EXCERPT
======
Phase 06 · Hours 38–46

Figma MCP + Claude Code

Claude Code connected to the Figma file via the MCP server integration. Rather than describing components from a screenshot, Claude fetched the actual node metadata: component properties, spacing values, layout constraints, and typography settings. Each React component was implemented directly from the live spec.

The visual output matched the Figma design without manual translation. Spacing came from the component, not from estimation. Colours came from the tokens, not from eyeballing. This was the phase that made the "design-to-code gap" feel like a solved problem rather than a friction point.

Phase 07 · Hours 46–50

Build sprint and production deploy

The final sprint used Cursor and Vite's hot module replacement to keep the iteration loop tight. A change in code appeared in the browser within two seconds. Edge cases, loading states, and error handling were worked through in real time rather than in a separate QA pass. The Vercel deployment took under two minutes. The app went live with three working API integrations, mobile-responsive layouts, and a production URL. Fifty hours in, Roam was a real thing that worked.

Context

Three surfaces, one coherent journey

Roam's interface was built around a three-act structure: tell us about your trip, let the AI plan it, then explore and refine the result. Each surface had to feel like a natural step in the same tool, not three separate product decisions stitched together.
======
GIVEN RECORDS
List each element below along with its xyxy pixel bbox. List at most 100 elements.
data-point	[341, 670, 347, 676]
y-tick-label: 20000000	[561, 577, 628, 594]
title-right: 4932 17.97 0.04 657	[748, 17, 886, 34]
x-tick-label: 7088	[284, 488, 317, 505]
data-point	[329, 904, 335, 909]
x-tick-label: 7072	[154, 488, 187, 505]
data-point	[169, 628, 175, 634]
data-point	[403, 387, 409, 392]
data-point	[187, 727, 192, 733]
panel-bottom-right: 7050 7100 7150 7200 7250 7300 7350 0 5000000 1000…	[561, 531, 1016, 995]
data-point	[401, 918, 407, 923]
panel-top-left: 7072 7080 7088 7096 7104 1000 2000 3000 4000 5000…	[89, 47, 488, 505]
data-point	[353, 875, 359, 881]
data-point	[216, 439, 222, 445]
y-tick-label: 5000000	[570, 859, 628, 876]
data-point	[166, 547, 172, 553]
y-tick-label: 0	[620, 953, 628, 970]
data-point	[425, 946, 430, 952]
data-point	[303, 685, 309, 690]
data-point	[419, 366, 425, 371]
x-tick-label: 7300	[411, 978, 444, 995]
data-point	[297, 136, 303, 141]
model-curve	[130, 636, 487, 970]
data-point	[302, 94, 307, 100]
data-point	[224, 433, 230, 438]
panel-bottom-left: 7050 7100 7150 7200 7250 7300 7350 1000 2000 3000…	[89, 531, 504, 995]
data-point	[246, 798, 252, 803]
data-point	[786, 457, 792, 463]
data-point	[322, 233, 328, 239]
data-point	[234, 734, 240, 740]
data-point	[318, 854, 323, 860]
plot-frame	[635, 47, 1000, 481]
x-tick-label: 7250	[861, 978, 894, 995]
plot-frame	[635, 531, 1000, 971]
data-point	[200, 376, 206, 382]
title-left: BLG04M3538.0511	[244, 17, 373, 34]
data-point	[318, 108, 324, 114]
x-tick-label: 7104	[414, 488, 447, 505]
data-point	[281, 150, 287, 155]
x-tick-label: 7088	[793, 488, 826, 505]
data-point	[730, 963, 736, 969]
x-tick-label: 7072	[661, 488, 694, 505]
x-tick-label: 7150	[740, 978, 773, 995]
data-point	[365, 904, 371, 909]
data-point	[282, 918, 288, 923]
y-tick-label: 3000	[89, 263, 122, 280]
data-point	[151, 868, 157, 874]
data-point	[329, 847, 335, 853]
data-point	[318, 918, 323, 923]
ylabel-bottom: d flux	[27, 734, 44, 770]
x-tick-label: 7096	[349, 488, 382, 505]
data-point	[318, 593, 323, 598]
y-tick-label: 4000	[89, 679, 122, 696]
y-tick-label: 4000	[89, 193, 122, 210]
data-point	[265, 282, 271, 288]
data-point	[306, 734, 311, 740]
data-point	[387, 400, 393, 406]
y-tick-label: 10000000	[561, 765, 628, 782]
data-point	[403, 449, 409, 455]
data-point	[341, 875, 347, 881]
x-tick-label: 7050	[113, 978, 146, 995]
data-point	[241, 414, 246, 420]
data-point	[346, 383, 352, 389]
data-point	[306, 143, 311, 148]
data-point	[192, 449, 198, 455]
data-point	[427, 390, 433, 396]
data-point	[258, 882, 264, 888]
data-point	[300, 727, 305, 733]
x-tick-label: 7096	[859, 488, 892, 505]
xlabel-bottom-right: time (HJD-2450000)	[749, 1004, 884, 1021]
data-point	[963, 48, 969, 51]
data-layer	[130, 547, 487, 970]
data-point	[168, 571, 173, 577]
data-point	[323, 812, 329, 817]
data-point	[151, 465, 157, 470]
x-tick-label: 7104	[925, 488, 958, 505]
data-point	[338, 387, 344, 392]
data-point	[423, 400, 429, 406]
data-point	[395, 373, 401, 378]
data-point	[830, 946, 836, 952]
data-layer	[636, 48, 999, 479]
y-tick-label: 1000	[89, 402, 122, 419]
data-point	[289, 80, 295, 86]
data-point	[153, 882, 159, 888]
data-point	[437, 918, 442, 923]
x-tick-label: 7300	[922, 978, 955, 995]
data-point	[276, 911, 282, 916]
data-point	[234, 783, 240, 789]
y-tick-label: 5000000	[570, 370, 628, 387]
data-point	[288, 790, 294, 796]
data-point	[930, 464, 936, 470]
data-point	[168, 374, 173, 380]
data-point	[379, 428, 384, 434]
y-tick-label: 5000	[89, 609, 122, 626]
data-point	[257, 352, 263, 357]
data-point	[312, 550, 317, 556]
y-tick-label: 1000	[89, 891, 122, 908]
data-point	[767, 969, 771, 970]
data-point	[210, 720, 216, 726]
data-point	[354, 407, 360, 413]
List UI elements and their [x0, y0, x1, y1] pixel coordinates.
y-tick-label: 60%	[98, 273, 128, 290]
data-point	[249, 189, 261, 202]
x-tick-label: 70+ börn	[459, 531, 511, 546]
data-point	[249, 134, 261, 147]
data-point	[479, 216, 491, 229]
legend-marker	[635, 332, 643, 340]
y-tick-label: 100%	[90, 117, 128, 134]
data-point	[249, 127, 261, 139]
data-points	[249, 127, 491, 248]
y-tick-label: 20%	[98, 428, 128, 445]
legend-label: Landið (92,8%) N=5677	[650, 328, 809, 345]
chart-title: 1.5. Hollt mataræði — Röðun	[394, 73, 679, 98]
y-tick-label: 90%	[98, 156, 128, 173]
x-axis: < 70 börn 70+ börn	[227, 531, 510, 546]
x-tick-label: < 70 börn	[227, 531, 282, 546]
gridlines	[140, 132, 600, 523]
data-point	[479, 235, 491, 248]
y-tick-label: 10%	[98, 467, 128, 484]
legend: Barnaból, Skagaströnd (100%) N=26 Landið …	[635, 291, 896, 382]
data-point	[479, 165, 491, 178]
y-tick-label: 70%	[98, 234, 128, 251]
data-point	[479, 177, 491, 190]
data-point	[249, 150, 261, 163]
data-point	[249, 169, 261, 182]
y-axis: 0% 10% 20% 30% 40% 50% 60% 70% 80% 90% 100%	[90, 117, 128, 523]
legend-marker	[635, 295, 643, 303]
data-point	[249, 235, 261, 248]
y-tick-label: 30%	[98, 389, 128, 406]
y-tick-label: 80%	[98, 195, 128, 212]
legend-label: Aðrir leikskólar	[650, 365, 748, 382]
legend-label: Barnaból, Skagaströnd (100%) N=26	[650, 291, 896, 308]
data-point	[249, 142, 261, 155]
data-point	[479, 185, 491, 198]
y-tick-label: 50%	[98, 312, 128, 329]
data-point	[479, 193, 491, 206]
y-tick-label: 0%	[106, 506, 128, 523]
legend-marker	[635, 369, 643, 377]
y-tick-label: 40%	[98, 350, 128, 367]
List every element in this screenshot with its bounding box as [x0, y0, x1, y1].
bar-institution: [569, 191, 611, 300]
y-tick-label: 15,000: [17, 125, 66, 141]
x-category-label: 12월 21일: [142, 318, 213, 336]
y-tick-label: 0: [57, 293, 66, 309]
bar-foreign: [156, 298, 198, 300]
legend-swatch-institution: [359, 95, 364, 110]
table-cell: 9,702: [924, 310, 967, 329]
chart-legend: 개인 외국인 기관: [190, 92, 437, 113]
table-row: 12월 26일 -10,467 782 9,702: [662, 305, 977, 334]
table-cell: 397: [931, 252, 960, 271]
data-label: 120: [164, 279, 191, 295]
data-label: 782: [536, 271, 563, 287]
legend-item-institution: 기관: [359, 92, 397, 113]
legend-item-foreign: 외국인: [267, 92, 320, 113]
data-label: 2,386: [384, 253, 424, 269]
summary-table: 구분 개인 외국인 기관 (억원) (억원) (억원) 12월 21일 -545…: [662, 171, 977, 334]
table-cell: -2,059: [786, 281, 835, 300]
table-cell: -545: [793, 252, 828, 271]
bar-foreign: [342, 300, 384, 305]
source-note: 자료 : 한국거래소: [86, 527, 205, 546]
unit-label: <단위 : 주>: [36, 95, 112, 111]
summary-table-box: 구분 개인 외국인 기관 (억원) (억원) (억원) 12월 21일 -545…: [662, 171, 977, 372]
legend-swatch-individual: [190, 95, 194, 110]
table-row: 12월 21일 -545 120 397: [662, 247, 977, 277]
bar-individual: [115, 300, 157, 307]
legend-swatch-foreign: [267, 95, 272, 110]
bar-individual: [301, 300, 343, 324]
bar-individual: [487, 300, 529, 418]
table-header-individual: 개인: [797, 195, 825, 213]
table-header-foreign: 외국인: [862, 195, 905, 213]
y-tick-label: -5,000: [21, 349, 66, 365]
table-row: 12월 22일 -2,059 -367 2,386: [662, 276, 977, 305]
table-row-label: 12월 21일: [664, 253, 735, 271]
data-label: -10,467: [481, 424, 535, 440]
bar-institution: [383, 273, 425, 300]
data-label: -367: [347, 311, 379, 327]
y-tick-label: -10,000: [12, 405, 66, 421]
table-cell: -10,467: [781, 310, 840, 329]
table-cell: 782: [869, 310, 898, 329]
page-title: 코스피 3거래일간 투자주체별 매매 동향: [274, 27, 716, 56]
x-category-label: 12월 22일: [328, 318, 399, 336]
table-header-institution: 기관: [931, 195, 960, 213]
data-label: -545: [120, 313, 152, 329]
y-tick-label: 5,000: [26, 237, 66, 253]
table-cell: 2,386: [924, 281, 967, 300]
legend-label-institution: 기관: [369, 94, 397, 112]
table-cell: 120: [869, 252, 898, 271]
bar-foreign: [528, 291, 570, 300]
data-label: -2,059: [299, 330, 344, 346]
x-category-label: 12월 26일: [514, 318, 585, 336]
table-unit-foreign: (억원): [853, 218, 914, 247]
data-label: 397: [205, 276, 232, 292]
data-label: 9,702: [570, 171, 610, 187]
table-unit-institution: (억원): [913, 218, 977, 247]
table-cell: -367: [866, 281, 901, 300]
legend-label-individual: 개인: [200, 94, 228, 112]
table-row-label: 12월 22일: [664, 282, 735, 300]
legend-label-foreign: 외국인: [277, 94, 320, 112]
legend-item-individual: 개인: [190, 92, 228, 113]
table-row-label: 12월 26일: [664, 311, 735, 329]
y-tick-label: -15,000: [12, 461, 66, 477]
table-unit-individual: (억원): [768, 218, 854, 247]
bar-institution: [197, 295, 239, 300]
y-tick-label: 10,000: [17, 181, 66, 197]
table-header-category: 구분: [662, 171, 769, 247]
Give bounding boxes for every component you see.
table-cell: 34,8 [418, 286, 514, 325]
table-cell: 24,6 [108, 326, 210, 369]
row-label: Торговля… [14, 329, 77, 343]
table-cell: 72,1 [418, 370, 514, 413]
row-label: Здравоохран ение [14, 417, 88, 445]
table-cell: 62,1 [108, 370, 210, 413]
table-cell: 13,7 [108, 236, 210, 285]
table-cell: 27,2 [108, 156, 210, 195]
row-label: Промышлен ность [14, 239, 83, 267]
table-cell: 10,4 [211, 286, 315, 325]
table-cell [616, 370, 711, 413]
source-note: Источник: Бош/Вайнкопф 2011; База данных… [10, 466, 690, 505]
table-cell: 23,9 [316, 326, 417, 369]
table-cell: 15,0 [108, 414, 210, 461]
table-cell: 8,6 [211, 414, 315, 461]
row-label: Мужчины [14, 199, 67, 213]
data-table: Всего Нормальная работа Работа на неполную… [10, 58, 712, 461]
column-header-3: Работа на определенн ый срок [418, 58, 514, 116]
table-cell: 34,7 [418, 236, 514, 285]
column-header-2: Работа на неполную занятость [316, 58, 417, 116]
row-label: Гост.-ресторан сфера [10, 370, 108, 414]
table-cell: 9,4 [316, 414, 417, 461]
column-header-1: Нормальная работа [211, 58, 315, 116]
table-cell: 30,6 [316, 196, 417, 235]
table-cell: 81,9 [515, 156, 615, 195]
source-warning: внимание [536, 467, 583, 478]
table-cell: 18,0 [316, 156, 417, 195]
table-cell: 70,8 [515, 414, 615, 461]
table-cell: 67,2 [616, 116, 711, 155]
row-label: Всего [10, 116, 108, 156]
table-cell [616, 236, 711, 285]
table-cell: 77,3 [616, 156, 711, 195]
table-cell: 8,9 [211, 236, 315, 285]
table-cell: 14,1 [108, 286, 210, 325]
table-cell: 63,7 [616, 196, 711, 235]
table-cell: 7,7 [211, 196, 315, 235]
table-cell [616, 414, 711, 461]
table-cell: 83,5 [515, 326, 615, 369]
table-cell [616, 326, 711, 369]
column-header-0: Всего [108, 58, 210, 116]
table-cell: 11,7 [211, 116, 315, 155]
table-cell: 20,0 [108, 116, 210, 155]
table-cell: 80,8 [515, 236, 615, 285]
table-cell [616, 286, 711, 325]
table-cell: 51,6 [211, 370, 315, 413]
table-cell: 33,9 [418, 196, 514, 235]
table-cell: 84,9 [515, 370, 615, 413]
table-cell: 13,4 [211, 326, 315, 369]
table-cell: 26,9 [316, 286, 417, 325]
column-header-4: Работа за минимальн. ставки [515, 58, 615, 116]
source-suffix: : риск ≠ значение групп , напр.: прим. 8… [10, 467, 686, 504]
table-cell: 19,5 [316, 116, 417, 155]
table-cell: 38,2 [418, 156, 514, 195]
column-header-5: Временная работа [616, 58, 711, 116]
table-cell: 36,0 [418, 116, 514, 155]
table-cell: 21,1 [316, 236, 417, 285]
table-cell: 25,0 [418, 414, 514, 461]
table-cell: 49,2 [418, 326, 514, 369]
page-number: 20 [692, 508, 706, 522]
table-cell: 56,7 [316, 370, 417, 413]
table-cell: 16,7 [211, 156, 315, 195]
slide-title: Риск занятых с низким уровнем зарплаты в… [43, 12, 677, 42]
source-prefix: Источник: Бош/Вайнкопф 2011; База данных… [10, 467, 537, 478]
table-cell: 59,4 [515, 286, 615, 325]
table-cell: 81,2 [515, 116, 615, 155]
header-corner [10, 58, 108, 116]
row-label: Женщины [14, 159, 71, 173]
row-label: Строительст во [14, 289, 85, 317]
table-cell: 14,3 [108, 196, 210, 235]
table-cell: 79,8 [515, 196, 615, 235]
======
WHAT IS EXPECTED
Copy, word for word, the passage in the excerpt on the Roam app's build phases that runs between "Figma MCP +" and "the live spec.", inclusive.

RESPONSE TO THIS EXERCISE
Figma MCP + Claude Code

Claude Code connected to the Figma file via the MCP server integration. Rather than describing components from a screenshot, Claude fetched the actual node metadata: component properties, spacing values, layout constraints, and typography settings. Each React component was implemented directly from the live spec.